» Direction
Of the lines in the entries, how many hold the word "holiday"? Give that number alone.

» Entries supplied
* * *

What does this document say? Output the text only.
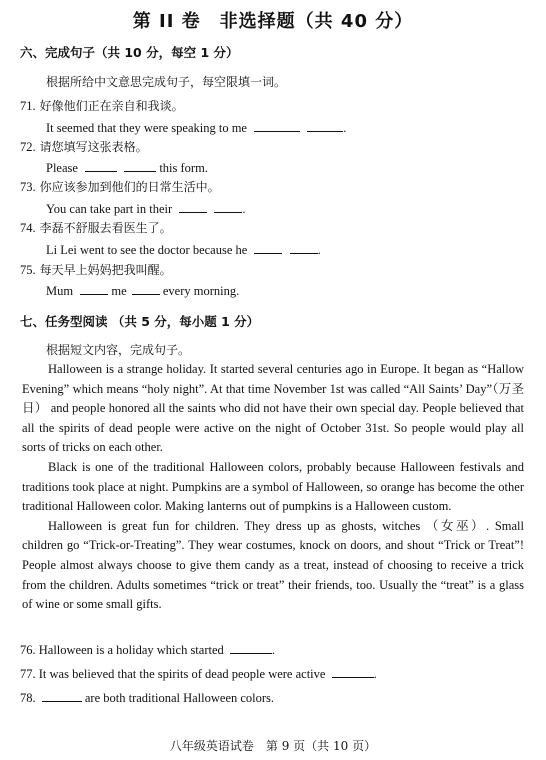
第 II 卷　非选择题（共 40 分）
六、完成句子（共 10 分，每空 1 分）
根据所给中文意思完成句子，每空限填一词。
71. 好像他们正在亲自和我谈。
It seemed that they were speaking to me	.
72. 请您填写这张表格。
Please	this form.
73. 你应该参加到他们的日常生活中。
You can take part in their	.
74. 李磊不舒服去看医生了。
Li Lei went to see the doctor because he	.
75. 每天早上妈妈把我叫醒。
Mum	me	every morning.
七、任务型阅读 （共 5 分，每小题 1 分）
根据短文内容，完成句子。

Halloween is a strange holiday. It started several centuries ago in Europe. It began as “Hallow Evening” which means “holy night”. At that time November 1st was called “All Saints’ Day”（万圣日） and people honored all the saints who did not have their own special day. People believed that all the spirits of dead people were active on the night of October 31st. So people would play all sorts of tricks on each other.

Black is one of the traditional Halloween colors, probably because Halloween festivals and traditions took place at night. Pumpkins are a symbol of Halloween, so orange has become the other traditional Halloween color. Making lanterns out of pumpkins is a Halloween custom.

Halloween is great fun for children. They dress up as ghosts, witches （女巫）. Small children go “Trick-or-Treating”. They wear costumes, knock on doors, and shout “Trick or Treat”! People almost always choose to give them candy as a treat, instead of choosing to receive a trick from the children. Adults sometimes “trick or treat” their friends, too. Usually the “treat” is a glass of wine or some small gifts.

76. Halloween is a holiday which started	.
77. It was believed that the spirits of dead people were active	.
78.	are both traditional Halloween colors.
八年级英语试卷　第 9 页（共 10 页）
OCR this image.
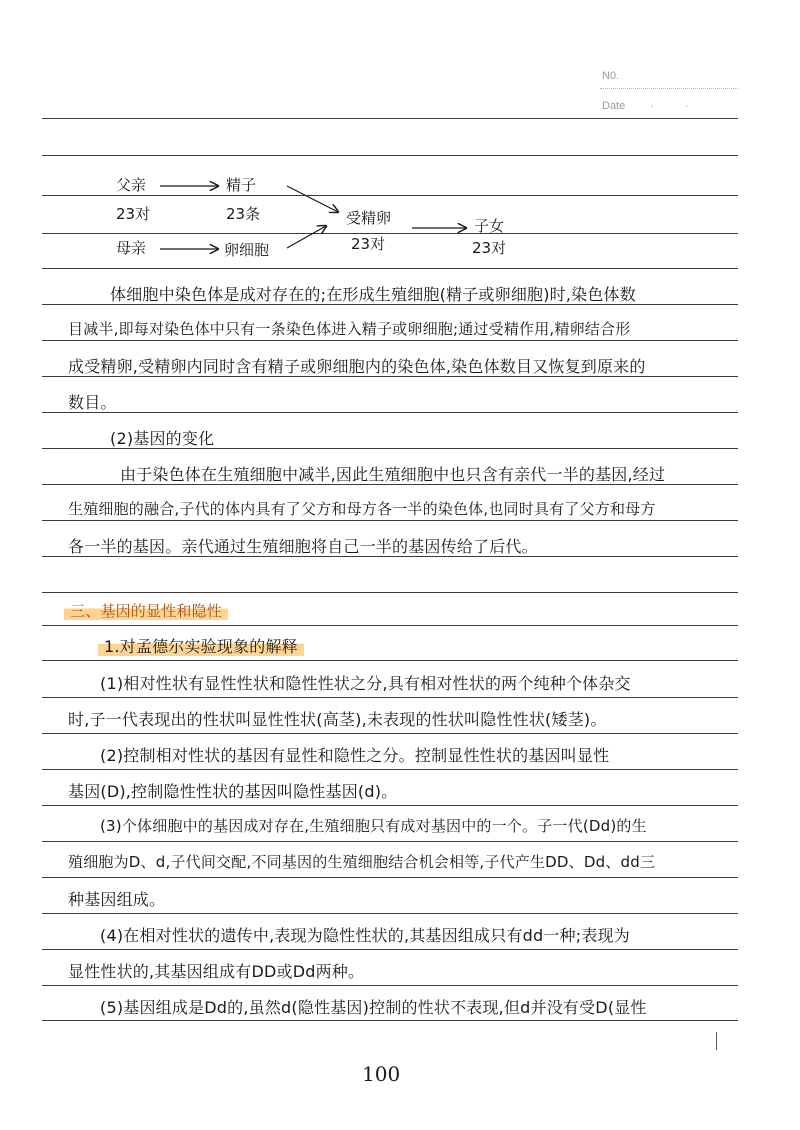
N0.
Date · ·
父亲
23对
精子
23条
母亲	卵细胞
受精卵
23对
子女
23对
体细胞中染色体是成对存在的;在形成生殖细胞(精子或卵细胞)时,染色体数
目减半,即每对染色体中只有一条染色体进入精子或卵细胞;通过受精作用,精卵结合形
成受精卵,受精卵内同时含有精子或卵细胞内的染色体,染色体数目又恢复到原来的
数目。
(2)基因的变化
由于染色体在生殖细胞中减半,因此生殖细胞中也只含有亲代一半的基因,经过
生殖细胞的融合,子代的体内具有了父方和母方各一半的染色体,也同时具有了父方和母方
各一半的基因。亲代通过生殖细胞将自己一半的基因传给了后代。
三、基因的显性和隐性
1.对孟德尔实验现象的解释
(1)相对性状有显性性状和隐性性状之分,具有相对性状的两个纯种个体杂交
时,子一代表现出的性状叫显性性状(高茎),未表现的性状叫隐性性状(矮茎)。
(2)控制相对性状的基因有显性和隐性之分。控制显性性状的基因叫显性
基因(D),控制隐性性状的基因叫隐性基因(d)。
(3)个体细胞中的基因成对存在,生殖细胞只有成对基因中的一个。子一代(Dd)的生
殖细胞为D、d,子代间交配,不同基因的生殖细胞结合机会相等,子代产生DD、Dd、dd三
种基因组成。
(4)在相对性状的遗传中,表现为隐性性状的,其基因组成只有dd一种;表现为
显性性状的,其基因组成有DD或Dd两种。
(5)基因组成是Dd的,虽然d(隐性基因)控制的性状不表现,但d并没有受D(显性
100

* * *

» Task output
2